Data for processing:
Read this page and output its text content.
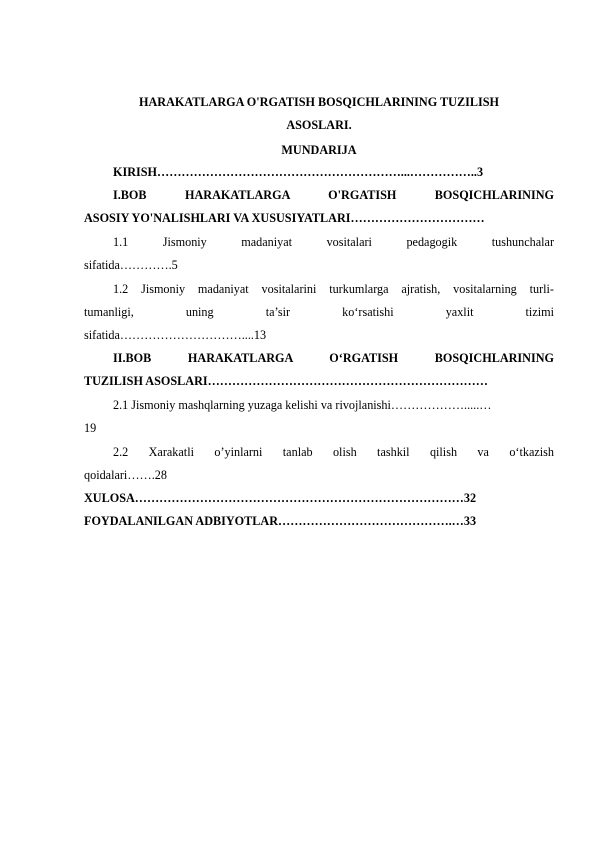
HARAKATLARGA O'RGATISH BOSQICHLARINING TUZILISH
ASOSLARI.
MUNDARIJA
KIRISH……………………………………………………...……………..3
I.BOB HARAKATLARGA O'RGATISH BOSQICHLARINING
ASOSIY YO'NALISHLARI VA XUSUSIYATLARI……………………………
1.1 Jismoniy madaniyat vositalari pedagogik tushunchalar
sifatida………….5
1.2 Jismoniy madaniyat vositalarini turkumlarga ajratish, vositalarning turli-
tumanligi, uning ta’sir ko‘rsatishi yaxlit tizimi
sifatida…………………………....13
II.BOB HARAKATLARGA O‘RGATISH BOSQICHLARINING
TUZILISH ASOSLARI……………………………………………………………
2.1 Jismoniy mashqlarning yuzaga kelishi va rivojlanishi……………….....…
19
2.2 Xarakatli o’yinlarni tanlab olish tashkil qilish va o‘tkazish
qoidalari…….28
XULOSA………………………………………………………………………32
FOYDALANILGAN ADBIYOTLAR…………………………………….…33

Requirement:
In the material above, find each line that contains the word "madaniyat", and select it.

Exercise answer:
1.1 Jismoniy madaniyat vositalari pedagogik tushunchalar
1.2 Jismoniy madaniyat vositalarini turkumlarga ajratish, vositalarning turli-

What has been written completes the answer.